Goal of the exercise
Restate every entry word for word.

Given data

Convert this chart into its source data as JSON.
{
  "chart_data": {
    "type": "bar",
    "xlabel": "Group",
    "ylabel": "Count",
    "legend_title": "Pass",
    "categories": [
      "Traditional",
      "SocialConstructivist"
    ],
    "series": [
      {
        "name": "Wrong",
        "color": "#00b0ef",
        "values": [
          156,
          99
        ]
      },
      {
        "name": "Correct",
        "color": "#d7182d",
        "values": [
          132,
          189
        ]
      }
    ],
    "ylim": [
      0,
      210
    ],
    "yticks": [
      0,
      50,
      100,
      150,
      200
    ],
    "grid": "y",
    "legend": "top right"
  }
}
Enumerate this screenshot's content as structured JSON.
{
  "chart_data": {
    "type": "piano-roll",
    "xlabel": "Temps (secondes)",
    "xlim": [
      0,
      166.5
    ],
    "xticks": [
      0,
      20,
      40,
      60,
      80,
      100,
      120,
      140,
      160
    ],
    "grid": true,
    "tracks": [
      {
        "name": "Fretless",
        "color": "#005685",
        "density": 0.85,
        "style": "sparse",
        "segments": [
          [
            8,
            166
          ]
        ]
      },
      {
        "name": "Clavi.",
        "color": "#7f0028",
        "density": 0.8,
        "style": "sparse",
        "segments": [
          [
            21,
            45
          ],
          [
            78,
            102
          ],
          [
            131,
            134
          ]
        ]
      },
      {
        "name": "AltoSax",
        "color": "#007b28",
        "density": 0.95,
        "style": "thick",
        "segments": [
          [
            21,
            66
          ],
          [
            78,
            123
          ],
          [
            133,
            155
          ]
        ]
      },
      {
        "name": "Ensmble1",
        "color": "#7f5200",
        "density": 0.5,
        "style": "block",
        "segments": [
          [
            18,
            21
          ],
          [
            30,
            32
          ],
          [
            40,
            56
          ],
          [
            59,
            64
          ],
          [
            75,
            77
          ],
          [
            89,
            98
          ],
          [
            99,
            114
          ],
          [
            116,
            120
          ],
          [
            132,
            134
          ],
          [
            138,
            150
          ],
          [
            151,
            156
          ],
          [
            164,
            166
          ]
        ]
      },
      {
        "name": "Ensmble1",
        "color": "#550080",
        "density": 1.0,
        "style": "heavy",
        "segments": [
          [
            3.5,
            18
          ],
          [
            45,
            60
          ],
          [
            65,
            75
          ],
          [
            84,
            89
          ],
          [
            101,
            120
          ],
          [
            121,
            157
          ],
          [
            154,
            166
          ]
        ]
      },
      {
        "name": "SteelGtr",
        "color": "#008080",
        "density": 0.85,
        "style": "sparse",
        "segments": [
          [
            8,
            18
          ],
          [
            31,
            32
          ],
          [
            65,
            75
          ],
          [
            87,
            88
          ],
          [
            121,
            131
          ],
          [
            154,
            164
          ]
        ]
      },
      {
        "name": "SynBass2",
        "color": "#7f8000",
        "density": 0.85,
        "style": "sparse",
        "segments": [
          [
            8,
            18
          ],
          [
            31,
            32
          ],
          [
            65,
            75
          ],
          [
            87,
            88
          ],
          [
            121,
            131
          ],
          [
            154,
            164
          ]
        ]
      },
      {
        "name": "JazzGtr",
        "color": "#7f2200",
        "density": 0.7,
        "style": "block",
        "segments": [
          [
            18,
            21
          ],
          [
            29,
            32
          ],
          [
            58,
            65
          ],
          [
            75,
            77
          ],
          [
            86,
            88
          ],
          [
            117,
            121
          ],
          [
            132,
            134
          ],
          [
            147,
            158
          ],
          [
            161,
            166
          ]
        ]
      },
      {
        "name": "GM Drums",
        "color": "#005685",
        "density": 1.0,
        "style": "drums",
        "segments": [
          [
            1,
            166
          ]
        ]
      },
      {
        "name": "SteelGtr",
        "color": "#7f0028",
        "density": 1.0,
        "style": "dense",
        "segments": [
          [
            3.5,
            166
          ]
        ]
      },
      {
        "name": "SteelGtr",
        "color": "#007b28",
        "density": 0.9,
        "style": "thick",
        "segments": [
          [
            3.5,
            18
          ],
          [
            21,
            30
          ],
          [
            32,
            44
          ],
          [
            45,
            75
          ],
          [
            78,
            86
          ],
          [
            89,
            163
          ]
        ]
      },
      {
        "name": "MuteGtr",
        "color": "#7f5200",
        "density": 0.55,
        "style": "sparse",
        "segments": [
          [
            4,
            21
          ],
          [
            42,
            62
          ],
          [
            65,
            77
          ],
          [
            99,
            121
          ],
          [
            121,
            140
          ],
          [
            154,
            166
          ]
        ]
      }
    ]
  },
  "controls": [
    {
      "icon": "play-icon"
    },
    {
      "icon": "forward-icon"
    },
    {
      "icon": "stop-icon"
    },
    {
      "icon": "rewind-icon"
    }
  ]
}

Exercise output
Convert this chart into its source data as JSON.
{
  "chart_data": {
    "type": "bar",
    "xlabel": "Group",
    "ylabel": "Count",
    "legend_title": "Pass",
    "categories": [
      "Traditional",
      "SocialConstructivist"
    ],
    "series": [
      {
        "name": "Wrong",
        "color": "#00b0ef",
        "values": [
          156,
          99
        ]
      },
      {
        "name": "Correct",
        "color": "#d7182d",
        "values": [
          132,
          189
        ]
      }
    ],
    "ylim": [
      0,
      210
    ],
    "yticks": [
      0,
      50,
      100,
      150,
      200
    ],
    "grid": "y",
    "legend": "top right"
  }
}
Enumerate this screenshot's content as structured JSON.
{
  "chart_data": {
    "type": "piano-roll",
    "xlabel": "Temps (secondes)",
    "xlim": [
      0,
      166.5
    ],
    "xticks": [
      0,
      20,
      40,
      60,
      80,
      100,
      120,
      140,
      160
    ],
    "grid": true,
    "tracks": [
      {
        "name": "Fretless",
        "color": "#005685",
        "density": 0.85,
        "style": "sparse",
        "segments": [
          [
            8,
            166
          ]
        ]
      },
      {
        "name": "Clavi.",
        "color": "#7f0028",
        "density": 0.8,
        "style": "sparse",
        "segments": [
          [
            21,
            45
          ],
          [
            78,
            102
          ],
          [
            131,
            134
          ]
        ]
      },
      {
        "name": "AltoSax",
        "color": "#007b28",
        "density": 0.95,
        "style": "thick",
        "segments": [
          [
            21,
            66
          ],
          [
            78,
            123
          ],
          [
            133,
            155
          ]
        ]
      },
      {
        "name": "Ensmble1",
        "color": "#7f5200",
        "density": 0.5,
        "style": "block",
        "segments": [
          [
            18,
            21
          ],
          [
            30,
            32
          ],
          [
            40,
            56
          ],
          [
            59,
            64
          ],
          [
            75,
            77
          ],
          [
            89,
            98
          ],
          [
            99,
            114
          ],
          [
            116,
            120
          ],
          [
            132,
            134
          ],
          [
            138,
            150
          ],
          [
            151,
            156
          ],
          [
            164,
            166
          ]
        ]
      },
      {
        "name": "Ensmble1",
        "color": "#550080",
        "density": 1.0,
        "style": "heavy",
        "segments": [
          [
            3.5,
            18
          ],
          [
            45,
            60
          ],
          [
            65,
            75
          ],
          [
            84,
            89
          ],
          [
            101,
            120
          ],
          [
            121,
            157
          ],
          [
            154,
            166
          ]
        ]
      },
      {
        "name": "SteelGtr",
        "color": "#008080",
        "density": 0.85,
        "style": "sparse",
        "segments": [
          [
            8,
            18
          ],
          [
            31,
            32
          ],
          [
            65,
            75
          ],
          [
            87,
            88
          ],
          [
            121,
            131
          ],
          [
            154,
            164
          ]
        ]
      },
      {
        "name": "SynBass2",
        "color": "#7f8000",
        "density": 0.85,
        "style": "sparse",
        "segments": [
          [
            8,
            18
          ],
          [
            31,
            32
          ],
          [
            65,
            75
          ],
          [
            87,
            88
          ],
          [
            121,
            131
          ],
          [
            154,
            164
          ]
        ]
      },
      {
        "name": "JazzGtr",
        "color": "#7f2200",
        "density": 0.7,
        "style": "block",
        "segments": [
          [
            18,
            21
          ],
          [
            29,
            32
          ],
          [
            58,
            65
          ],
          [
            75,
            77
          ],
          [
            86,
            88
          ],
          [
            117,
            121
          ],
          [
            132,
            134
          ],
          [
            147,
            158
          ],
          [
            161,
            166
          ]
        ]
      },
      {
        "name": "GM Drums",
        "color": "#005685",
        "density": 1.0,
        "style": "drums",
        "segments": [
          [
            1,
            166
          ]
        ]
      },
      {
        "name": "SteelGtr",
        "color": "#7f0028",
        "density": 1.0,
        "style": "dense",
        "segments": [
          [
            3.5,
            166
          ]
        ]
      },
      {
        "name": "SteelGtr",
        "color": "#007b28",
        "density": 0.9,
        "style": "thick",
        "segments": [
          [
            3.5,
            18
          ],
          [
            21,
            30
          ],
          [
            32,
            44
          ],
          [
            45,
            75
          ],
          [
            78,
            86
          ],
          [
            89,
            163
          ]
        ]
      },
      {
        "name": "MuteGtr",
        "color": "#7f5200",
        "density": 0.55,
        "style": "sparse",
        "segments": [
          [
            4,
            21
          ],
          [
            42,
            62
          ],
          [
            65,
            77
          ],
          [
            99,
            121
          ],
          [
            121,
            140
          ],
          [
            154,
            166
          ]
        ]
      }
    ]
  },
  "controls": [
    {
      "icon": "play-icon"
    },
    {
      "icon": "forward-icon"
    },
    {
      "icon": "stop-icon"
    },
    {
      "icon": "rewind-icon"
    }
  ]
}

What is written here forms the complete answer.